## Start DATASET

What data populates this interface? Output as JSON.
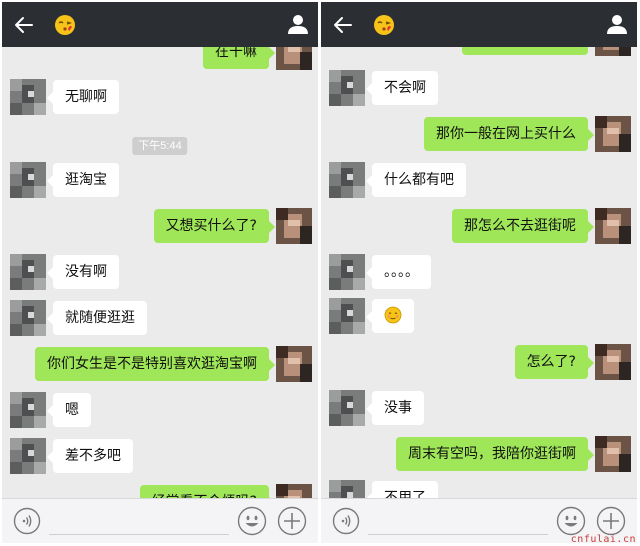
{
  "left_panel": {
    "messages": [
      {
        "side": "out",
        "text": "在干嘛",
        "partial": true
      },
      {
        "side": "in",
        "text": "无聊啊"
      },
      {
        "side": "time",
        "text": "下午5:44"
      },
      {
        "side": "in",
        "text": "逛淘宝"
      },
      {
        "side": "out",
        "text": "又想买什么了?"
      },
      {
        "side": "in",
        "text": "没有啊"
      },
      {
        "side": "in",
        "text": "就随便逛逛"
      },
      {
        "side": "out",
        "text": "你们女生是不是特别喜欢逛淘宝啊"
      },
      {
        "side": "in",
        "text": "嗯"
      },
      {
        "side": "in",
        "text": "差不多吧"
      },
      {
        "side": "out",
        "text": "经常看不会烦吗?",
        "partial": true
      }
    ]
  },
  "right_panel": {
    "messages": [
      {
        "side": "out",
        "text": "",
        "partial": true
      },
      {
        "side": "in",
        "text": "不会啊"
      },
      {
        "side": "out",
        "text": "那你一般在网上买什么"
      },
      {
        "side": "in",
        "text": "什么都有吧"
      },
      {
        "side": "out",
        "text": "那怎么不去逛街呢"
      },
      {
        "side": "in",
        "text": "。。。。"
      },
      {
        "side": "in",
        "text": "",
        "emoji": "shy-smile"
      },
      {
        "side": "out",
        "text": "怎么了?"
      },
      {
        "side": "in",
        "text": "没事"
      },
      {
        "side": "out",
        "text": "周末有空吗，我陪你逛街啊"
      },
      {
        "side": "in",
        "text": "不用了",
        "partial": true
      }
    ]
  },
  "header": {
    "back_icon": "arrow-left-icon",
    "title_icon": "kiss-emoji-icon",
    "profile_icon": "person-icon"
  },
  "toolbar": {
    "voice_icon": "voice-icon",
    "emoji_icon": "smile-icon",
    "more_icon": "plus-icon"
  },
  "watermark": "cnfulai.cn",
  "colors": {
    "topbar": "#2b2e33",
    "chat_bg": "#ebebeb",
    "outgoing_bubble": "#9fe658",
    "incoming_bubble": "#ffffff",
    "time_badge": "#cecece",
    "watermark": "#c83a3a"
  }
}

## End DATASET

SET TASK: Search the lines for "watermark". Copy each line that has it.

COMPLETED TASK:
  "watermark": "cnfulai.cn",
    "watermark": "#c83a3a"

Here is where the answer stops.